* [The request]: Pick out each line containing the string "What" and copy it.

+ + + + + + +

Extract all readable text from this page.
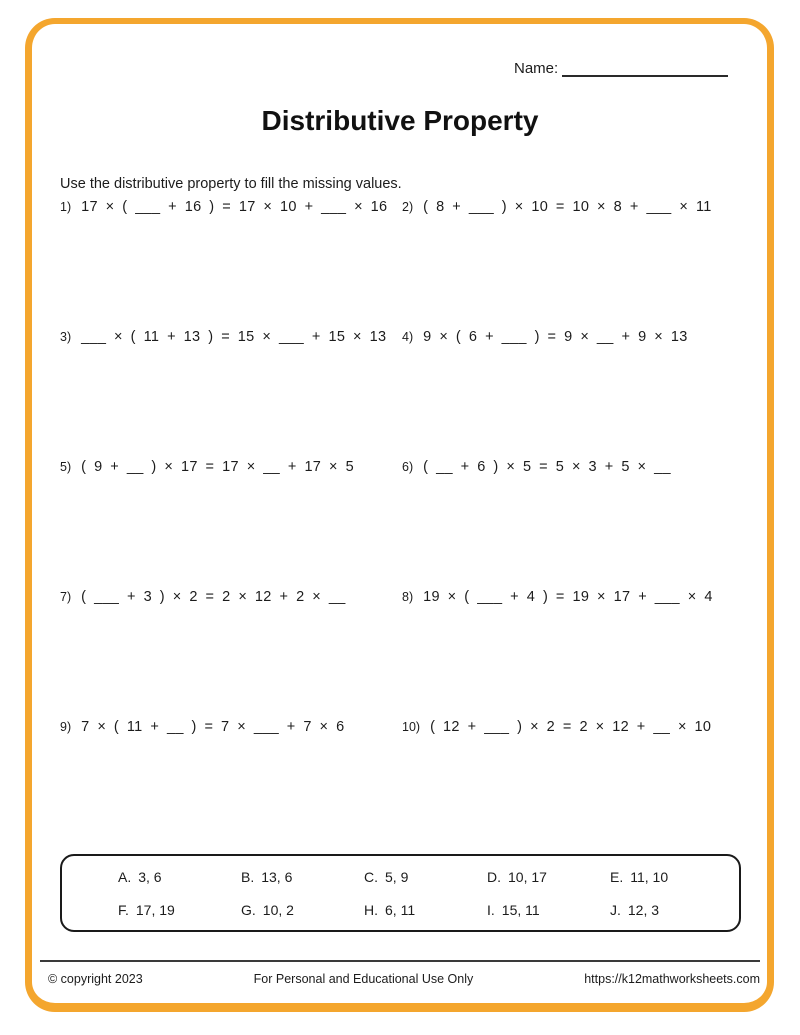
Name:
Distributive Property
Use the distributive property to fill the missing values.
1) 17 × ( ___ + 16 ) = 17 × 10 + ___ × 16 2) ( 8 + ___ ) × 10 = 10 × 8 + ___ × 11
3) ___ × ( 11 + 13 ) = 15 × ___ + 15 × 13 4) 9 × ( 6 + ___ ) = 9 × __ + 9 × 13
5) ( 9 + __ ) × 17 = 17 × __ + 17 × 5	6) ( __ + 6 ) × 5 = 5 × 3 + 5 × __
7) ( ___ + 3 ) × 2 = 2 × 12 + 2 × __	8) 19 × ( ___ + 4 ) = 19 × 17 + ___ × 4
9) 7 × ( 11 + __ ) = 7 × ___ + 7 × 6	10) ( 12 + ___ ) × 2 = 2 × 12 + __ × 10
A. 3, 6	B. 13, 6	C. 5, 9	D. 10, 17	E. 11, 10
F. 17, 19	G. 10, 2	H. 6, 11	I. 15, 11	J. 12, 3
© copyright 2023	For Personal and Educational Use Only	https://k12mathworksheets.com
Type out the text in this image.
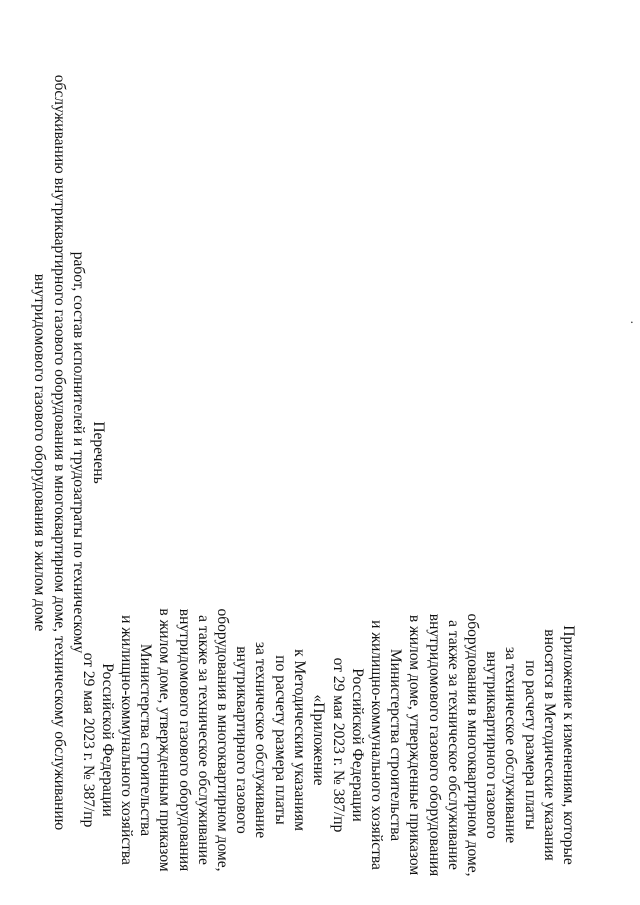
·
Приложение к изменениям, которые
вносятся в Методические указания
по расчету размера платы
за техническое обслуживание
внутриквартирного газового
оборудования в многоквартирном доме,
а также за техническое обслуживание
внутридомового газового оборудования
в жилом доме, утвержденные приказом
Министерства строительства
и жилищно-коммунального хозяйства
Российской Федерации
от 29 мая 2023 г. № 387/пр
«Приложение
к Методическим указаниям
по расчету размера платы
за техническое обслуживание
внутриквартирного газового
оборудования в многоквартирном доме,
а также за техническое обслуживание
внутридомового газового оборудования
в жилом доме, утвержденным приказом
Министерства строительства
и жилищно-коммунального хозяйства
Российской Федерации
от 29 мая 2023 г. № 387/пр
Перечень
работ, состав исполнителей и трудозатраты по техническому
обслуживанию внутриквартирного газового оборудования в многоквартирном доме, техническому обслуживанию
внутридомового газового оборудования в жилом доме
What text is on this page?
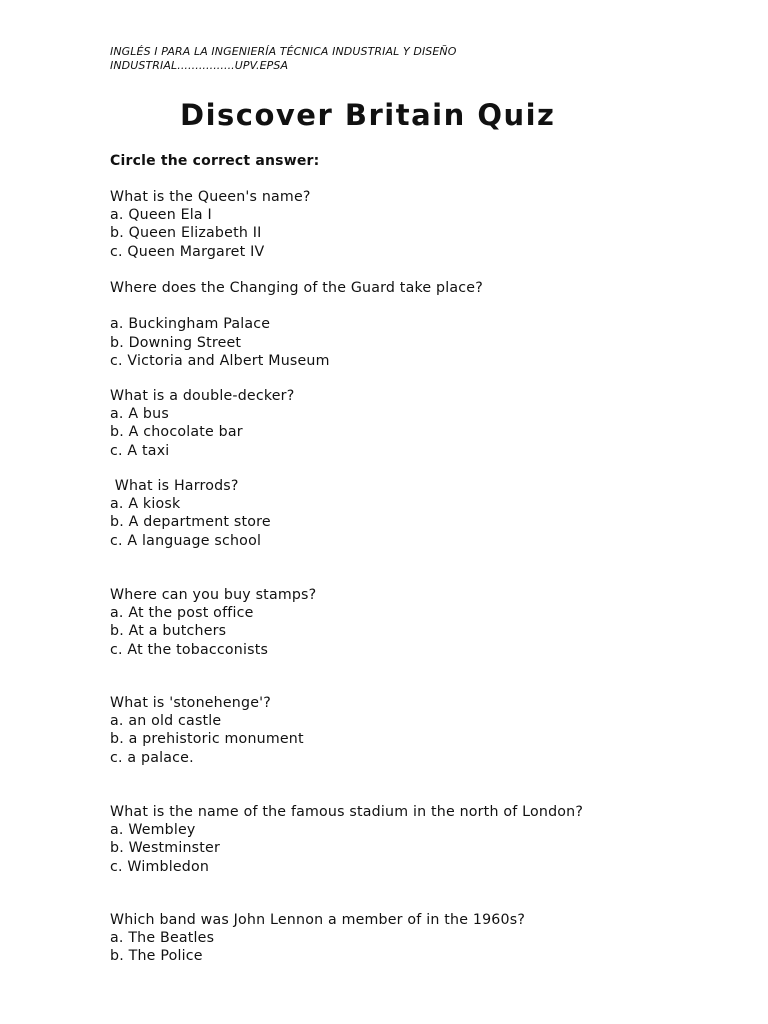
INGLÉS I PARA LA INGENIERÍA TÉCNICA INDUSTRIAL Y DISEÑO
INDUSTRIAL................UPV.EPSA
Discover Britain Quiz
Circle the correct answer:
What is the Queen's name?
a. Queen Ela I
b. Queen Elizabeth II
c. Queen Margaret IV
Where does the Changing of the Guard take place?
a. Buckingham Palace
b. Downing Street
c. Victoria and Albert Museum
What is a double-decker?
a. A bus
b. A chocolate bar
c. A taxi
What is Harrods?
a. A kiosk
b. A department store
c. A language school
Where can you buy stamps?
a. At the post office
b. At a butchers
c. At the tobacconists
What is 'stonehenge'?
a. an old castle
b. a prehistoric monument
c. a palace.
What is the name of the famous stadium in the north of London?
a. Wembley
b. Westminster
c. Wimbledon
Which band was John Lennon a member of in the 1960s?
a. The Beatles
b. The Police
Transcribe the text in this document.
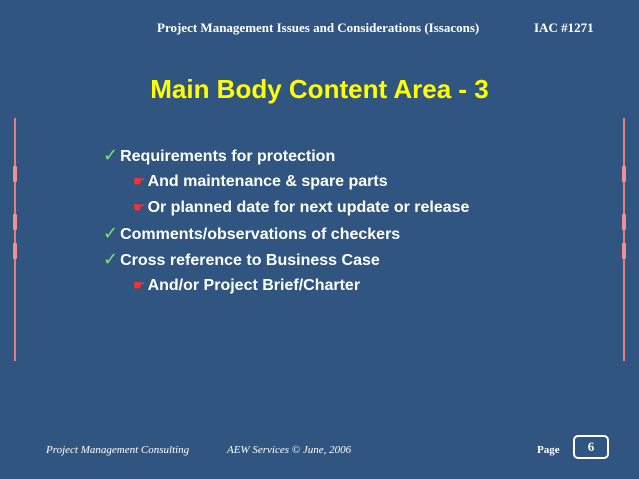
Project Management Issues and Considerations (Issacons)	IAC #1271
Main Body Content Area - 3
✓ Requirements for protection
☛ And maintenance & spare parts
☛ Or planned date for next update or release
✓ Comments/observations of checkers
✓ Cross reference to Business Case
☛ And/or Project Brief/Charter
Project Management Consulting	AEW Services © June, 2006	Page	6
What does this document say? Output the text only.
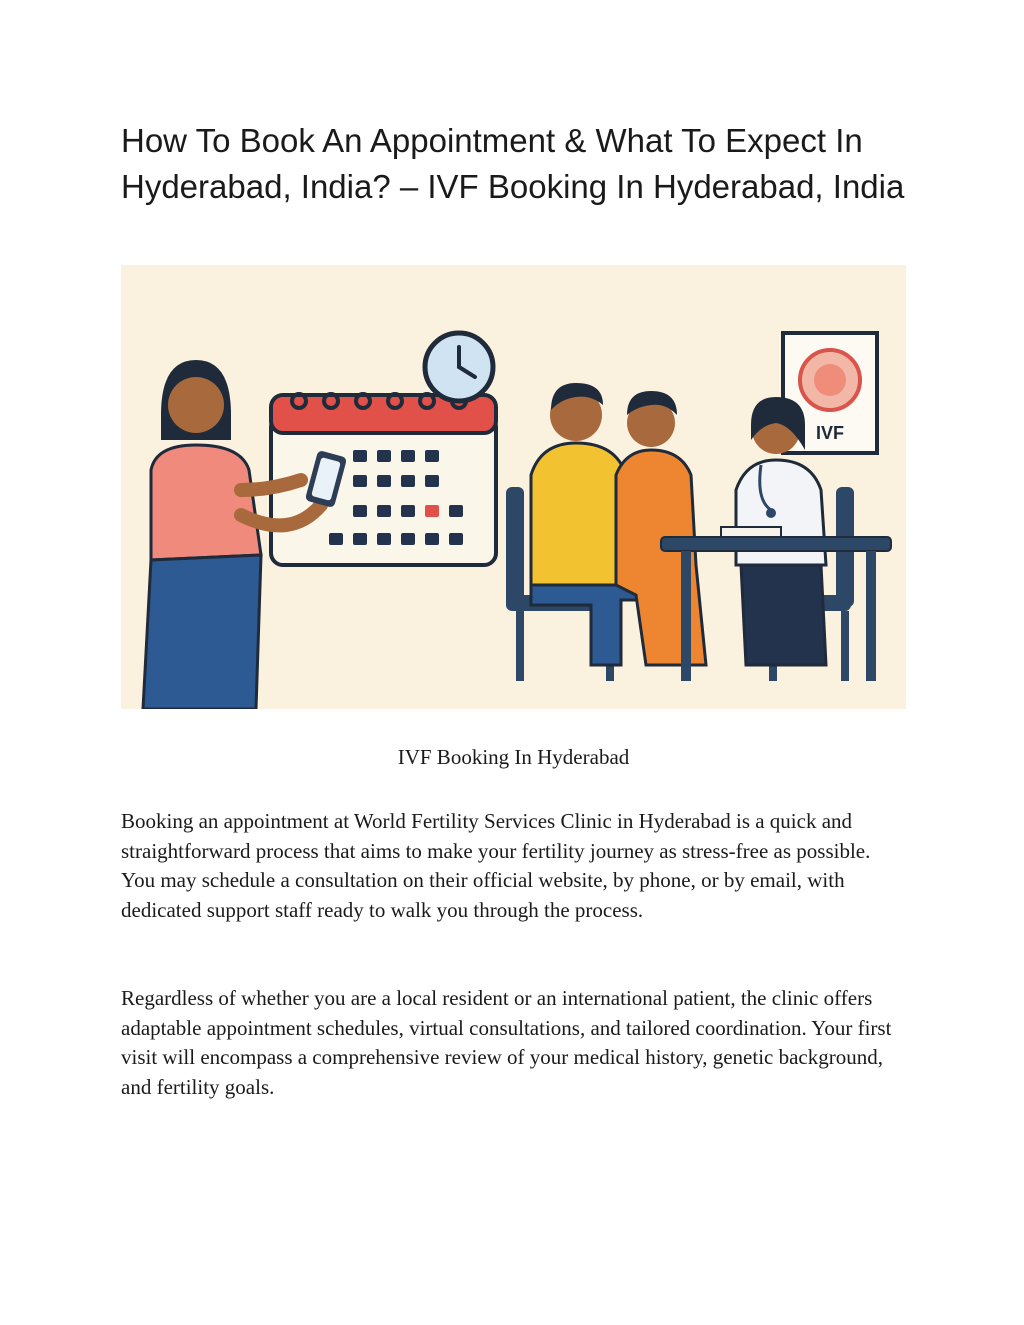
How To Book An Appointment & What To Expect In Hyderabad, India? – IVF Booking In Hyderabad, India
IVF
IVF Booking In Hyderabad

Booking an appointment at World Fertility Services Clinic in Hyderabad is a quick and straightforward process that aims to make your fertility journey as stress-free as possible. You may schedule a consultation on their official website, by phone, or by email, with dedicated support staff ready to walk you through the process.

Regardless of whether you are a local resident or an international patient, the clinic offers adaptable appointment schedules, virtual consultations, and tailored coordination. Your first visit will encompass a comprehensive review of your medical history, genetic background, and fertility goals.
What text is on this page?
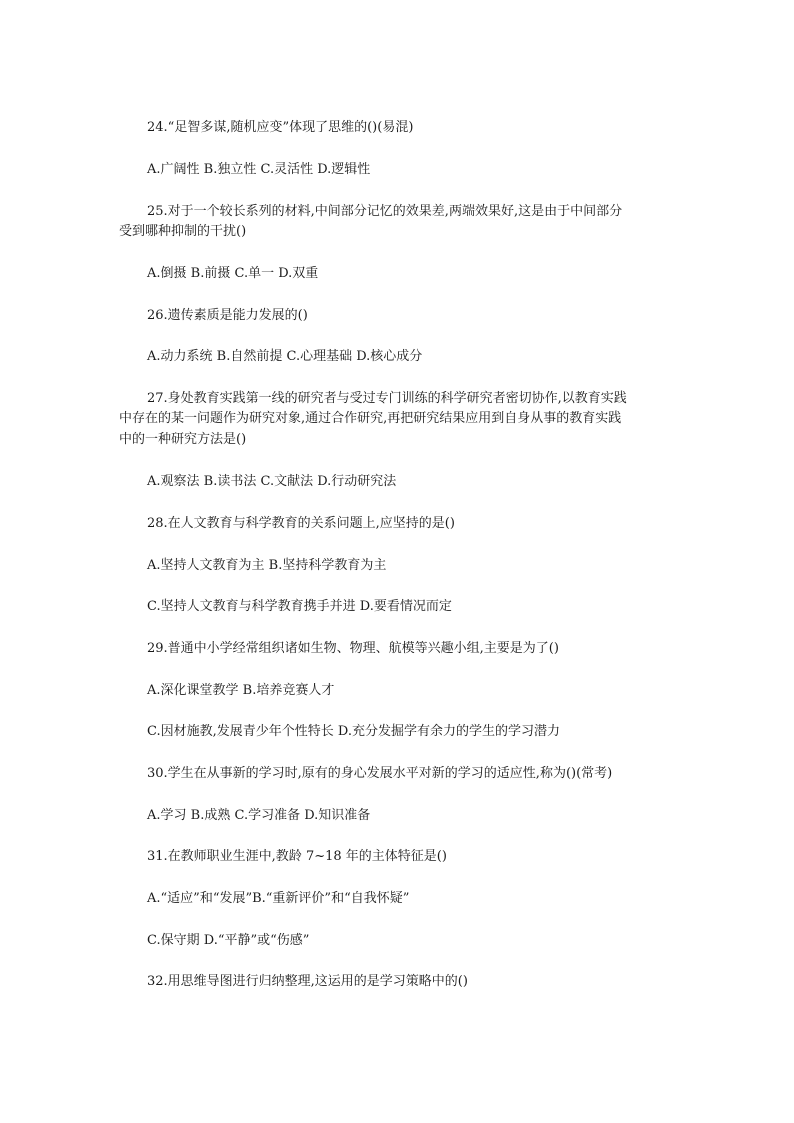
24.“足智多谋,随机应变”体现了思维的()(易混)
A.广阔性 B.独立性 C.灵活性 D.逻辑性
25.对于一个较长系列的材料,中间部分记忆的效果差,两端效果好,这是由于中间部分
受到哪种抑制的干扰()
A.倒摄 B.前摄 C.单一 D.双重
26.遗传素质是能力发展的()
A.动力系统 B.自然前提 C.心理基础 D.核心成分
27.身处教育实践第一线的研究者与受过专门训练的科学研究者密切协作,以教育实践
中存在的某一问题作为研究对象,通过合作研究,再把研究结果应用到自身从事的教育实践
中的一种研究方法是()
A.观察法 B.读书法 C.文献法 D.行动研究法
28.在人文教育与科学教育的关系问题上,应坚持的是()
A.坚持人文教育为主 B.坚持科学教育为主
C.坚持人文教育与科学教育携手并进 D.要看情况而定
29.普通中小学经常组织诸如生物、物理、航模等兴趣小组,主要是为了()
A.深化课堂教学 B.培养竞赛人才
C.因材施教,发展青少年个性特长 D.充分发掘学有余力的学生的学习潜力
30.学生在从事新的学习时,原有的身心发展水平对新的学习的适应性,称为()(常考)
A.学习 B.成熟 C.学习准备 D.知识准备
31.在教师职业生涯中,教龄 7~18 年的主体特征是()
A.“适应”和“发展”B.“重新评价”和“自我怀疑”
C.保守期 D.“平静”或“伤感”
32.用思维导图进行归纳整理,这运用的是学习策略中的()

+ + + + + + +

* [In response]:
What text is on this page?
What is the Queen's name?
What is a double-decker?
What is Harrods?
What is 'stonehenge'?
What is the name of the famous stadium in the north of London?
What does this document say? Output the text only.
How To Book An Appointment & What To Expect In Hyderabad, India? – IVF Booking In Hyderabad, India
What text is on this page?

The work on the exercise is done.